Return the material word for word. Do not include pictures.

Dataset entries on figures
-- begin --

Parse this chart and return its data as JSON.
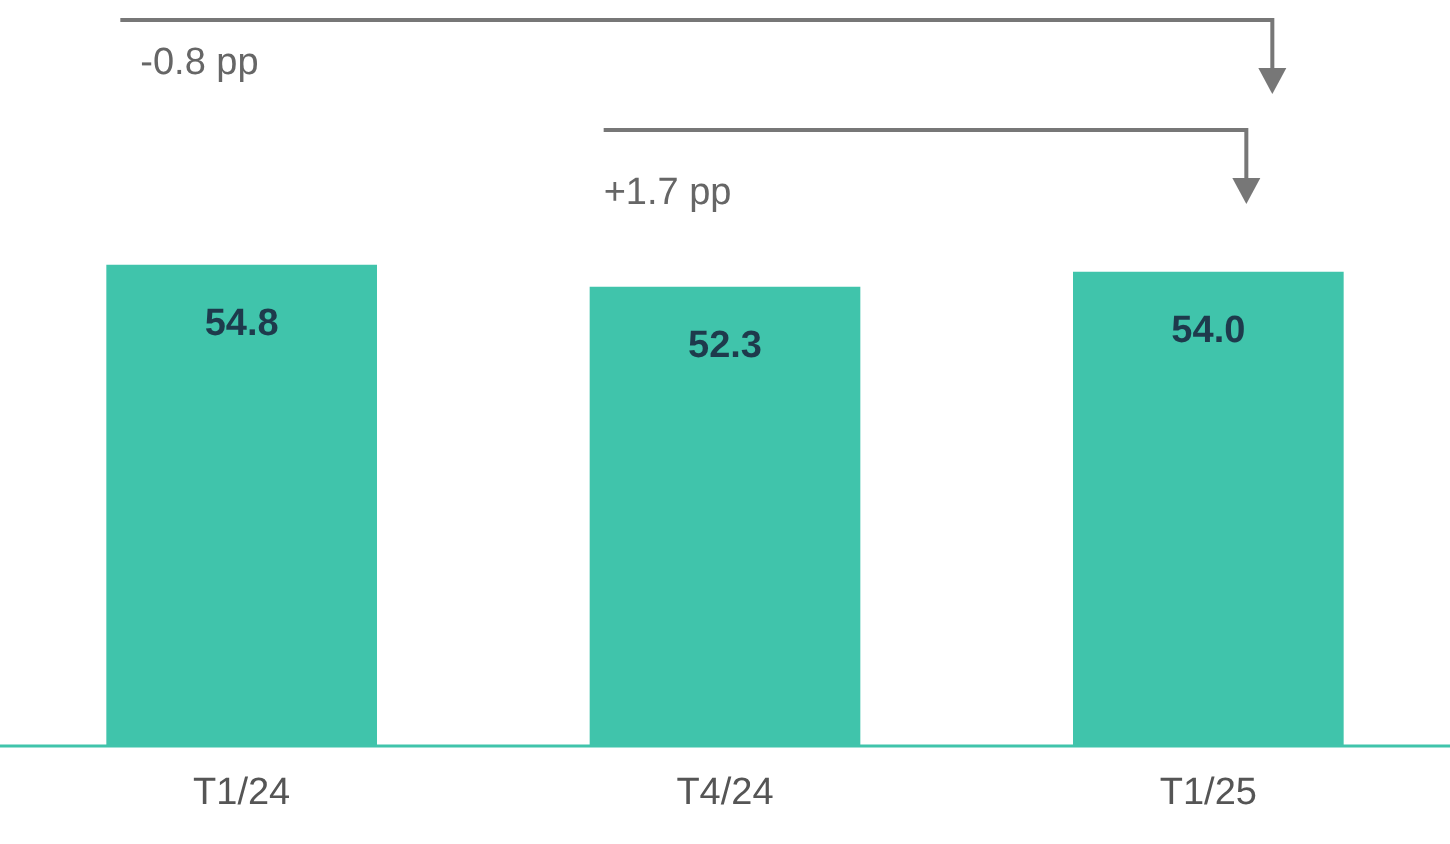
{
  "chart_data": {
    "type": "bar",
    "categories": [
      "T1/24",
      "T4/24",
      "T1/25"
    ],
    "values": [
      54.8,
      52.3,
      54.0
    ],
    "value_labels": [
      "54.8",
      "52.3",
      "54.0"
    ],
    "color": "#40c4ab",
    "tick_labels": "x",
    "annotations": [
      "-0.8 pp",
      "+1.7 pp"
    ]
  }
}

-- end --

▶ [THE ANSWER]:
Parse this chart and return its data as JSON.
{
  "chart_data": {
    "type": "bar",
    "categories": [
      "T1/24",
      "T4/24",
      "T1/25"
    ],
    "values": [
      54.8,
      52.3,
      54.0
    ],
    "value_labels": [
      "54.8",
      "52.3",
      "54.0"
    ],
    "color": "#40c4ab",
    "tick_labels": "x",
    "annotations": [
      "-0.8 pp",
      "+1.7 pp"
    ]
  }
}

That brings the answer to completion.